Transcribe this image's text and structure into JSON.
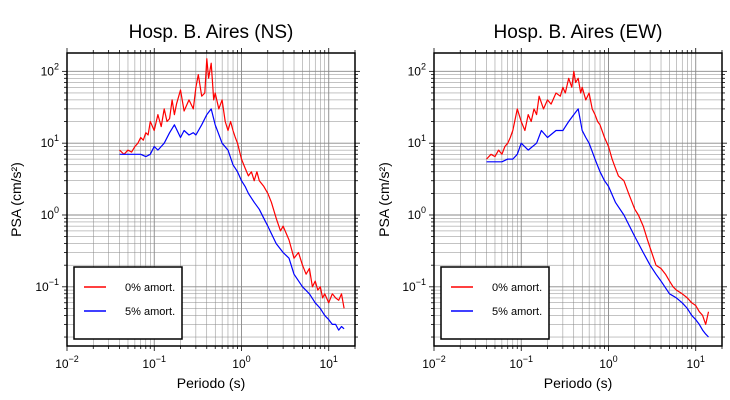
{
  "chart_data": [
    {
      "type": "line",
      "title": "Hosp. B. Aires (NS)",
      "xlabel": "Periodo (s)",
      "ylabel": "PSA (cm/s²)",
      "xscale": "log",
      "yscale": "log",
      "xlim": [
        0.01,
        20
      ],
      "ylim": [
        0.015,
        180
      ],
      "x_ticks": [
        {
          "base": "10",
          "exp": "−2",
          "value": 0.01
        },
        {
          "base": "10",
          "exp": "−1",
          "value": 0.1
        },
        {
          "base": "10",
          "exp": "0",
          "value": 1
        },
        {
          "base": "10",
          "exp": "1",
          "value": 10
        }
      ],
      "y_ticks": [
        {
          "base": "10",
          "exp": "−1",
          "value": 0.1
        },
        {
          "base": "10",
          "exp": "0",
          "value": 1
        },
        {
          "base": "10",
          "exp": "1",
          "value": 10
        },
        {
          "base": "10",
          "exp": "2",
          "value": 100
        }
      ],
      "grid": true,
      "legend_position": "bottom-left",
      "series": [
        {
          "name": "0% amort.",
          "color": "#ff0000",
          "x": [
            0.04,
            0.045,
            0.05,
            0.055,
            0.06,
            0.065,
            0.07,
            0.075,
            0.08,
            0.085,
            0.09,
            0.1,
            0.11,
            0.12,
            0.13,
            0.14,
            0.15,
            0.16,
            0.17,
            0.18,
            0.2,
            0.22,
            0.25,
            0.28,
            0.3,
            0.32,
            0.35,
            0.38,
            0.4,
            0.42,
            0.45,
            0.48,
            0.5,
            0.55,
            0.6,
            0.65,
            0.7,
            0.75,
            0.8,
            0.85,
            0.9,
            1.0,
            1.1,
            1.2,
            1.3,
            1.4,
            1.5,
            1.6,
            1.8,
            2.0,
            2.2,
            2.5,
            2.8,
            3.0,
            3.5,
            4.0,
            4.5,
            5.0,
            5.5,
            6.0,
            6.5,
            7.0,
            7.5,
            8.0,
            8.5,
            9.0,
            10,
            11,
            12,
            13,
            14,
            15
          ],
          "y": [
            8,
            7,
            8,
            7.5,
            9,
            10,
            12,
            11,
            14,
            13,
            20,
            15,
            25,
            17,
            30,
            20,
            22,
            40,
            25,
            35,
            55,
            28,
            40,
            30,
            60,
            90,
            45,
            50,
            150,
            80,
            130,
            40,
            50,
            30,
            40,
            20,
            15,
            20,
            15,
            12,
            10,
            6,
            4.5,
            3.5,
            4,
            3,
            4,
            3,
            2.5,
            2,
            1.5,
            0.9,
            0.6,
            0.7,
            0.45,
            0.25,
            0.3,
            0.2,
            0.15,
            0.18,
            0.1,
            0.12,
            0.09,
            0.1,
            0.07,
            0.08,
            0.06,
            0.08,
            0.07,
            0.065,
            0.08,
            0.05
          ]
        },
        {
          "name": "5% amort.",
          "color": "#0000ff",
          "x": [
            0.04,
            0.05,
            0.06,
            0.07,
            0.08,
            0.09,
            0.1,
            0.11,
            0.12,
            0.13,
            0.15,
            0.17,
            0.2,
            0.22,
            0.25,
            0.28,
            0.3,
            0.35,
            0.4,
            0.45,
            0.5,
            0.6,
            0.7,
            0.8,
            0.9,
            1.0,
            1.1,
            1.2,
            1.4,
            1.6,
            1.8,
            2.0,
            2.5,
            3.0,
            3.5,
            4.0,
            5.0,
            6.0,
            7.0,
            8.0,
            9.0,
            10,
            11,
            12,
            13,
            14,
            15
          ],
          "y": [
            7,
            7,
            7,
            7,
            6.5,
            7,
            9,
            8,
            9,
            10,
            14,
            18,
            12,
            15,
            13,
            14,
            13,
            18,
            25,
            30,
            18,
            10,
            8,
            5,
            4,
            3,
            2.5,
            2,
            1.5,
            1.2,
            0.9,
            0.7,
            0.4,
            0.3,
            0.25,
            0.15,
            0.1,
            0.08,
            0.06,
            0.05,
            0.04,
            0.035,
            0.03,
            0.03,
            0.025,
            0.028,
            0.026
          ]
        }
      ]
    },
    {
      "type": "line",
      "title": "Hosp. B. Aires (EW)",
      "xlabel": "Periodo (s)",
      "ylabel": "PSA (cm/s²)",
      "xscale": "log",
      "yscale": "log",
      "xlim": [
        0.01,
        20
      ],
      "ylim": [
        0.015,
        180
      ],
      "x_ticks": [
        {
          "base": "10",
          "exp": "−2",
          "value": 0.01
        },
        {
          "base": "10",
          "exp": "−1",
          "value": 0.1
        },
        {
          "base": "10",
          "exp": "0",
          "value": 1
        },
        {
          "base": "10",
          "exp": "1",
          "value": 10
        }
      ],
      "y_ticks": [
        {
          "base": "10",
          "exp": "−1",
          "value": 0.1
        },
        {
          "base": "10",
          "exp": "0",
          "value": 1
        },
        {
          "base": "10",
          "exp": "1",
          "value": 10
        },
        {
          "base": "10",
          "exp": "2",
          "value": 100
        }
      ],
      "grid": true,
      "legend_position": "bottom-left",
      "series": [
        {
          "name": "0% amort.",
          "color": "#ff0000",
          "x": [
            0.04,
            0.045,
            0.05,
            0.055,
            0.06,
            0.065,
            0.07,
            0.075,
            0.08,
            0.09,
            0.1,
            0.11,
            0.12,
            0.13,
            0.14,
            0.15,
            0.16,
            0.18,
            0.2,
            0.22,
            0.25,
            0.28,
            0.3,
            0.32,
            0.35,
            0.38,
            0.4,
            0.42,
            0.45,
            0.48,
            0.5,
            0.55,
            0.6,
            0.65,
            0.7,
            0.75,
            0.8,
            0.9,
            1.0,
            1.1,
            1.2,
            1.3,
            1.5,
            1.7,
            2.0,
            2.2,
            2.5,
            2.8,
            3.0,
            3.5,
            4.0,
            4.5,
            5.0,
            5.5,
            6.0,
            7.0,
            8.0,
            9.0,
            10,
            11,
            12,
            13,
            14
          ],
          "y": [
            6,
            7,
            6.5,
            8,
            7,
            9,
            10,
            12,
            15,
            30,
            20,
            15,
            25,
            20,
            30,
            25,
            45,
            30,
            40,
            35,
            50,
            45,
            60,
            50,
            80,
            60,
            100,
            70,
            80,
            50,
            60,
            40,
            50,
            30,
            25,
            20,
            18,
            12,
            9,
            6,
            4.5,
            3.5,
            3,
            2,
            1.2,
            1.0,
            0.7,
            0.45,
            0.35,
            0.2,
            0.18,
            0.15,
            0.12,
            0.1,
            0.09,
            0.08,
            0.07,
            0.06,
            0.055,
            0.045,
            0.04,
            0.03,
            0.045
          ]
        },
        {
          "name": "5% amort.",
          "color": "#0000ff",
          "x": [
            0.04,
            0.05,
            0.06,
            0.07,
            0.08,
            0.09,
            0.1,
            0.12,
            0.15,
            0.17,
            0.2,
            0.25,
            0.3,
            0.35,
            0.4,
            0.45,
            0.5,
            0.55,
            0.6,
            0.7,
            0.8,
            0.9,
            1.0,
            1.2,
            1.5,
            2.0,
            2.5,
            3.0,
            3.5,
            4.0,
            5.0,
            6.0,
            7.0,
            8.0,
            9.0,
            10,
            11,
            12,
            13,
            14
          ],
          "y": [
            5.5,
            5.5,
            5.5,
            6,
            6,
            7,
            10,
            8,
            10,
            15,
            12,
            15,
            15,
            20,
            25,
            30,
            15,
            12,
            10,
            6,
            4,
            3,
            2.5,
            1.5,
            1.0,
            0.5,
            0.3,
            0.2,
            0.15,
            0.12,
            0.08,
            0.07,
            0.06,
            0.05,
            0.04,
            0.035,
            0.03,
            0.025,
            0.022,
            0.02
          ]
        }
      ]
    }
  ]
}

····················

▶ **Problem**
Omit any images, then output the listing exactly.

▶ **Full answer**
Transcribe this image's text and structure into JSON.
{
  "chart_data": [
    {
      "type": "line",
      "title": "Hosp. B. Aires (NS)",
      "xlabel": "Periodo (s)",
      "ylabel": "PSA (cm/s²)",
      "xscale": "log",
      "yscale": "log",
      "xlim": [
        0.01,
        20
      ],
      "ylim": [
        0.015,
        180
      ],
      "x_ticks": [
        {
          "base": "10",
          "exp": "−2",
          "value": 0.01
        },
        {
          "base": "10",
          "exp": "−1",
          "value": 0.1
        },
        {
          "base": "10",
          "exp": "0",
          "value": 1
        },
        {
          "base": "10",
          "exp": "1",
          "value": 10
        }
      ],
      "y_ticks": [
        {
          "base": "10",
          "exp": "−1",
          "value": 0.1
        },
        {
          "base": "10",
          "exp": "0",
          "value": 1
        },
        {
          "base": "10",
          "exp": "1",
          "value": 10
        },
        {
          "base": "10",
          "exp": "2",
          "value": 100
        }
      ],
      "grid": true,
      "legend_position": "bottom-left",
      "series": [
        {
          "name": "0% amort.",
          "color": "#ff0000",
          "x": [
            0.04,
            0.045,
            0.05,
            0.055,
            0.06,
            0.065,
            0.07,
            0.075,
            0.08,
            0.085,
            0.09,
            0.1,
            0.11,
            0.12,
            0.13,
            0.14,
            0.15,
            0.16,
            0.17,
            0.18,
            0.2,
            0.22,
            0.25,
            0.28,
            0.3,
            0.32,
            0.35,
            0.38,
            0.4,
            0.42,
            0.45,
            0.48,
            0.5,
            0.55,
            0.6,
            0.65,
            0.7,
            0.75,
            0.8,
            0.85,
            0.9,
            1.0,
            1.1,
            1.2,
            1.3,
            1.4,
            1.5,
            1.6,
            1.8,
            2.0,
            2.2,
            2.5,
            2.8,
            3.0,
            3.5,
            4.0,
            4.5,
            5.0,
            5.5,
            6.0,
            6.5,
            7.0,
            7.5,
            8.0,
            8.5,
            9.0,
            10,
            11,
            12,
            13,
            14,
            15
          ],
          "y": [
            8,
            7,
            8,
            7.5,
            9,
            10,
            12,
            11,
            14,
            13,
            20,
            15,
            25,
            17,
            30,
            20,
            22,
            40,
            25,
            35,
            55,
            28,
            40,
            30,
            60,
            90,
            45,
            50,
            150,
            80,
            130,
            40,
            50,
            30,
            40,
            20,
            15,
            20,
            15,
            12,
            10,
            6,
            4.5,
            3.5,
            4,
            3,
            4,
            3,
            2.5,
            2,
            1.5,
            0.9,
            0.6,
            0.7,
            0.45,
            0.25,
            0.3,
            0.2,
            0.15,
            0.18,
            0.1,
            0.12,
            0.09,
            0.1,
            0.07,
            0.08,
            0.06,
            0.08,
            0.07,
            0.065,
            0.08,
            0.05
          ]
        },
        {
          "name": "5% amort.",
          "color": "#0000ff",
          "x": [
            0.04,
            0.05,
            0.06,
            0.07,
            0.08,
            0.09,
            0.1,
            0.11,
            0.12,
            0.13,
            0.15,
            0.17,
            0.2,
            0.22,
            0.25,
            0.28,
            0.3,
            0.35,
            0.4,
            0.45,
            0.5,
            0.6,
            0.7,
            0.8,
            0.9,
            1.0,
            1.1,
            1.2,
            1.4,
            1.6,
            1.8,
            2.0,
            2.5,
            3.0,
            3.5,
            4.0,
            5.0,
            6.0,
            7.0,
            8.0,
            9.0,
            10,
            11,
            12,
            13,
            14,
            15
          ],
          "y": [
            7,
            7,
            7,
            7,
            6.5,
            7,
            9,
            8,
            9,
            10,
            14,
            18,
            12,
            15,
            13,
            14,
            13,
            18,
            25,
            30,
            18,
            10,
            8,
            5,
            4,
            3,
            2.5,
            2,
            1.5,
            1.2,
            0.9,
            0.7,
            0.4,
            0.3,
            0.25,
            0.15,
            0.1,
            0.08,
            0.06,
            0.05,
            0.04,
            0.035,
            0.03,
            0.03,
            0.025,
            0.028,
            0.026
          ]
        }
      ]
    },
    {
      "type": "line",
      "title": "Hosp. B. Aires (EW)",
      "xlabel": "Periodo (s)",
      "ylabel": "PSA (cm/s²)",
      "xscale": "log",
      "yscale": "log",
      "xlim": [
        0.01,
        20
      ],
      "ylim": [
        0.015,
        180
      ],
      "x_ticks": [
        {
          "base": "10",
          "exp": "−2",
          "value": 0.01
        },
        {
          "base": "10",
          "exp": "−1",
          "value": 0.1
        },
        {
          "base": "10",
          "exp": "0",
          "value": 1
        },
        {
          "base": "10",
          "exp": "1",
          "value": 10
        }
      ],
      "y_ticks": [
        {
          "base": "10",
          "exp": "−1",
          "value": 0.1
        },
        {
          "base": "10",
          "exp": "0",
          "value": 1
        },
        {
          "base": "10",
          "exp": "1",
          "value": 10
        },
        {
          "base": "10",
          "exp": "2",
          "value": 100
        }
      ],
      "grid": true,
      "legend_position": "bottom-left",
      "series": [
        {
          "name": "0% amort.",
          "color": "#ff0000",
          "x": [
            0.04,
            0.045,
            0.05,
            0.055,
            0.06,
            0.065,
            0.07,
            0.075,
            0.08,
            0.09,
            0.1,
            0.11,
            0.12,
            0.13,
            0.14,
            0.15,
            0.16,
            0.18,
            0.2,
            0.22,
            0.25,
            0.28,
            0.3,
            0.32,
            0.35,
            0.38,
            0.4,
            0.42,
            0.45,
            0.48,
            0.5,
            0.55,
            0.6,
            0.65,
            0.7,
            0.75,
            0.8,
            0.9,
            1.0,
            1.1,
            1.2,
            1.3,
            1.5,
            1.7,
            2.0,
            2.2,
            2.5,
            2.8,
            3.0,
            3.5,
            4.0,
            4.5,
            5.0,
            5.5,
            6.0,
            7.0,
            8.0,
            9.0,
            10,
            11,
            12,
            13,
            14
          ],
          "y": [
            6,
            7,
            6.5,
            8,
            7,
            9,
            10,
            12,
            15,
            30,
            20,
            15,
            25,
            20,
            30,
            25,
            45,
            30,
            40,
            35,
            50,
            45,
            60,
            50,
            80,
            60,
            100,
            70,
            80,
            50,
            60,
            40,
            50,
            30,
            25,
            20,
            18,
            12,
            9,
            6,
            4.5,
            3.5,
            3,
            2,
            1.2,
            1.0,
            0.7,
            0.45,
            0.35,
            0.2,
            0.18,
            0.15,
            0.12,
            0.1,
            0.09,
            0.08,
            0.07,
            0.06,
            0.055,
            0.045,
            0.04,
            0.03,
            0.045
          ]
        },
        {
          "name": "5% amort.",
          "color": "#0000ff",
          "x": [
            0.04,
            0.05,
            0.06,
            0.07,
            0.08,
            0.09,
            0.1,
            0.12,
            0.15,
            0.17,
            0.2,
            0.25,
            0.3,
            0.35,
            0.4,
            0.45,
            0.5,
            0.55,
            0.6,
            0.7,
            0.8,
            0.9,
            1.0,
            1.2,
            1.5,
            2.0,
            2.5,
            3.0,
            3.5,
            4.0,
            5.0,
            6.0,
            7.0,
            8.0,
            9.0,
            10,
            11,
            12,
            13,
            14
          ],
          "y": [
            5.5,
            5.5,
            5.5,
            6,
            6,
            7,
            10,
            8,
            10,
            15,
            12,
            15,
            15,
            20,
            25,
            30,
            15,
            12,
            10,
            6,
            4,
            3,
            2.5,
            1.5,
            1.0,
            0.5,
            0.3,
            0.2,
            0.15,
            0.12,
            0.08,
            0.07,
            0.06,
            0.05,
            0.04,
            0.035,
            0.03,
            0.025,
            0.022,
            0.02
          ]
        }
      ]
    }
  ]
}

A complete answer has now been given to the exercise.